* TASK *
Write out the material exactly. Do not include the pictures.

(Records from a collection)

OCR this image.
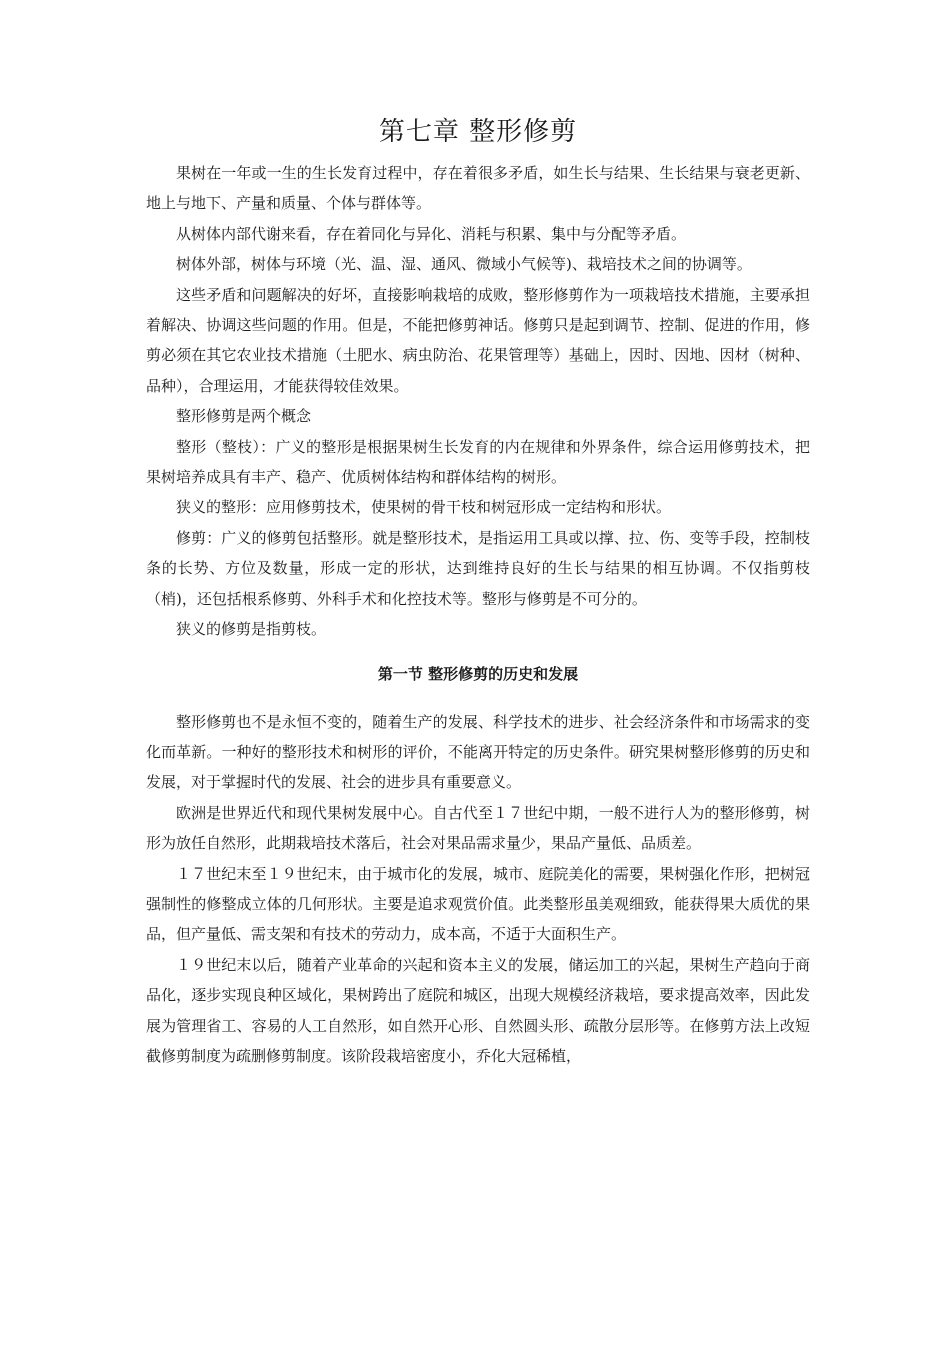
第七章 整形修剪

果树在一年或一生的生长发育过程中，存在着很多矛盾，如生长与结果、生长结果与衰老更新、地上与地下、产量和质量、个体与群体等。

从树体内部代谢来看，存在着同化与异化、消耗与积累、集中与分配等矛盾。

树体外部，树体与环境（光、温、湿、通风、微域小气候等)、栽培技术之间的协调等。

这些矛盾和问题解决的好坏，直接影响栽培的成败，整形修剪作为一项栽培技术措施，主要承担着解决、协调这些问题的作用。但是，不能把修剪神话。修剪只是起到调节、控制、促进的作用，修剪必须在其它农业技术措施（土肥水、病虫防治、花果管理等）基础上，因时、因地、因材（树种、品种），合理运用，才能获得较佳效果。

整形修剪是两个概念

整形（整枝）：广义的整形是根据果树生长发育的内在规律和外界条件，综合运用修剪技术，把果树培养成具有丰产、稳产、优质树体结构和群体结构的树形。

狭义的整形：应用修剪技术，使果树的骨干枝和树冠形成一定结构和形状。

修剪：广义的修剪包括整形。就是整形技术，是指运用工具或以撑、拉、伤、变等手段，控制枝条的长势、方位及数量，形成一定的形状，达到维持良好的生长与结果的相互协调。不仅指剪枝（梢)，还包括根系修剪、外科手术和化控技术等。整形与修剪是不可分的。

狭义的修剪是指剪枝。

第一节 整形修剪的历史和发展

整形修剪也不是永恒不变的，随着生产的发展、科学技术的进步、社会经济条件和市场需求的变化而革新。一种好的整形技术和树形的评价，不能离开特定的历史条件。研究果树整形修剪的历史和发展，对于掌握时代的发展、社会的进步具有重要意义。

欧洲是世界近代和现代果树发展中心。自古代至１７世纪中期，一般不进行人为的整形修剪，树形为放任自然形，此期栽培技术落后，社会对果品需求量少，果品产量低、品质差。

１７世纪末至１９世纪末，由于城市化的发展，城市、庭院美化的需要，果树强化作形，把树冠强制性的修整成立体的几何形状。主要是追求观赏价值。此类整形虽美观细致，能获得果大质优的果品，但产量低、需支架和有技术的劳动力，成本高，不适于大面积生产。

１９世纪末以后，随着产业革命的兴起和资本主义的发展，储运加工的兴起，果树生产趋向于商品化，逐步实现良种区域化，果树跨出了庭院和城区，出现大规模经济栽培，要求提高效率，因此发展为管理省工、容易的人工自然形，如自然开心形、自然圆头形、疏散分层形等。在修剪方法上改短截修剪制度为疏删修剪制度。该阶段栽培密度小，乔化大冠稀植，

* OUTPUT *
OCR this image.
第七章 整形修剪

果树在一年或一生的生长发育过程中，存在着很多矛盾，如生长与结果、生长结果与衰老更新、地上与地下、产量和质量、个体与群体等。

从树体内部代谢来看，存在着同化与异化、消耗与积累、集中与分配等矛盾。

树体外部，树体与环境（光、温、湿、通风、微域小气候等)、栽培技术之间的协调等。

这些矛盾和问题解决的好坏，直接影响栽培的成败，整形修剪作为一项栽培技术措施，主要承担着解决、协调这些问题的作用。但是，不能把修剪神话。修剪只是起到调节、控制、促进的作用，修剪必须在其它农业技术措施（土肥水、病虫防治、花果管理等）基础上，因时、因地、因材（树种、品种），合理运用，才能获得较佳效果。

整形修剪是两个概念

整形（整枝）：广义的整形是根据果树生长发育的内在规律和外界条件，综合运用修剪技术，把果树培养成具有丰产、稳产、优质树体结构和群体结构的树形。

狭义的整形：应用修剪技术，使果树的骨干枝和树冠形成一定结构和形状。

修剪：广义的修剪包括整形。就是整形技术，是指运用工具或以撑、拉、伤、变等手段，控制枝条的长势、方位及数量，形成一定的形状，达到维持良好的生长与结果的相互协调。不仅指剪枝（梢)，还包括根系修剪、外科手术和化控技术等。整形与修剪是不可分的。

狭义的修剪是指剪枝。

第一节 整形修剪的历史和发展

整形修剪也不是永恒不变的，随着生产的发展、科学技术的进步、社会经济条件和市场需求的变化而革新。一种好的整形技术和树形的评价，不能离开特定的历史条件。研究果树整形修剪的历史和发展，对于掌握时代的发展、社会的进步具有重要意义。

欧洲是世界近代和现代果树发展中心。自古代至１７世纪中期，一般不进行人为的整形修剪，树形为放任自然形，此期栽培技术落后，社会对果品需求量少，果品产量低、品质差。

１７世纪末至１９世纪末，由于城市化的发展，城市、庭院美化的需要，果树强化作形，把树冠强制性的修整成立体的几何形状。主要是追求观赏价值。此类整形虽美观细致，能获得果大质优的果品，但产量低、需支架和有技术的劳动力，成本高，不适于大面积生产。

１９世纪末以后，随着产业革命的兴起和资本主义的发展，储运加工的兴起，果树生产趋向于商品化，逐步实现良种区域化，果树跨出了庭院和城区，出现大规模经济栽培，要求提高效率，因此发展为管理省工、容易的人工自然形，如自然开心形、自然圆头形、疏散分层形等。在修剪方法上改短截修剪制度为疏删修剪制度。该阶段栽培密度小，乔化大冠稀植，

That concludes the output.